▸ Task statement
Each entry needs to be restated exactly as written.

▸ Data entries
■ ■ ■ ■
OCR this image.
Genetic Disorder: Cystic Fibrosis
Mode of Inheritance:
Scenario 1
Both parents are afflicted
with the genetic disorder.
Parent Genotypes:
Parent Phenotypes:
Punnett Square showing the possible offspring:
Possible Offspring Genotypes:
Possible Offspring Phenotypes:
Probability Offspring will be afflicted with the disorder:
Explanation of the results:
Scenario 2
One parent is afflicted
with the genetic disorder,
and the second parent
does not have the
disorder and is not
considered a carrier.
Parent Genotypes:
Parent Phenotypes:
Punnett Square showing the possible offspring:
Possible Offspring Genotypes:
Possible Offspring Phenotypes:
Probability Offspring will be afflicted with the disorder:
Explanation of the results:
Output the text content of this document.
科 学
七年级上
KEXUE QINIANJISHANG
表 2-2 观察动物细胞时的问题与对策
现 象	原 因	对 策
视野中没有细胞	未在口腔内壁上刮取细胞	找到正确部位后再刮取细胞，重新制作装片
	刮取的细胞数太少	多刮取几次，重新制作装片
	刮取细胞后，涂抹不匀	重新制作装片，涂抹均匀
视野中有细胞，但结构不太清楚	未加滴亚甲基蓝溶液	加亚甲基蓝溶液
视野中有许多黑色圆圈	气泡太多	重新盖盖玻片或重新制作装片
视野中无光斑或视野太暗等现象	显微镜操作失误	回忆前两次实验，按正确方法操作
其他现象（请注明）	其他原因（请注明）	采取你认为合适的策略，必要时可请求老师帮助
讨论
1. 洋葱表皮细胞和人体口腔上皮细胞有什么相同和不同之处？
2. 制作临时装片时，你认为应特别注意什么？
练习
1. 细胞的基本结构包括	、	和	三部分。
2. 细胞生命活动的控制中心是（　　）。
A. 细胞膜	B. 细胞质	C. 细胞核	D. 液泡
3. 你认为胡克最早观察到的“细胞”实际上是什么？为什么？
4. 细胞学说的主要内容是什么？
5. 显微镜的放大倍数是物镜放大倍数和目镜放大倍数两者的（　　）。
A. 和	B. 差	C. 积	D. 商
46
■ ■ ■ ■
▸ Complete answer
OCR this image.
Genetic Disorder: Cystic Fibrosis
Mode of Inheritance:
Scenario 1
Both parents are afflicted
with the genetic disorder.
Parent Genotypes:
Parent Phenotypes:
Punnett Square showing the possible offspring:
Possible Offspring Genotypes:
Possible Offspring Phenotypes:
Probability Offspring will be afflicted with the disorder:
Explanation of the results:
Scenario 2
One parent is afflicted
with the genetic disorder,
and the second parent
does not have the
disorder and is not
considered a carrier.
Parent Genotypes:
Parent Phenotypes:
Punnett Square showing the possible offspring:
Possible Offspring Genotypes:
Possible Offspring Phenotypes:
Probability Offspring will be afflicted with the disorder:
Explanation of the results:
Output the text content of this document.
科 学
七年级上
KEXUE QINIANJISHANG
表 2-2 观察动物细胞时的问题与对策
现 象	原 因	对 策
视野中没有细胞	未在口腔内壁上刮取细胞	找到正确部位后再刮取细胞，重新制作装片
	刮取的细胞数太少	多刮取几次，重新制作装片
	刮取细胞后，涂抹不匀	重新制作装片，涂抹均匀
视野中有细胞，但结构不太清楚	未加滴亚甲基蓝溶液	加亚甲基蓝溶液
视野中有许多黑色圆圈	气泡太多	重新盖盖玻片或重新制作装片
视野中无光斑或视野太暗等现象	显微镜操作失误	回忆前两次实验，按正确方法操作
其他现象（请注明）	其他原因（请注明）	采取你认为合适的策略，必要时可请求老师帮助
讨论
1. 洋葱表皮细胞和人体口腔上皮细胞有什么相同和不同之处？
2. 制作临时装片时，你认为应特别注意什么？
练习
1. 细胞的基本结构包括	、	和	三部分。
2. 细胞生命活动的控制中心是（　　）。
A. 细胞膜	B. 细胞质	C. 细胞核	D. 液泡
3. 你认为胡克最早观察到的“细胞”实际上是什么？为什么？
4. 细胞学说的主要内容是什么？
5. 显微镜的放大倍数是物镜放大倍数和目镜放大倍数两者的（　　）。
A. 和	B. 差	C. 积	D. 商
46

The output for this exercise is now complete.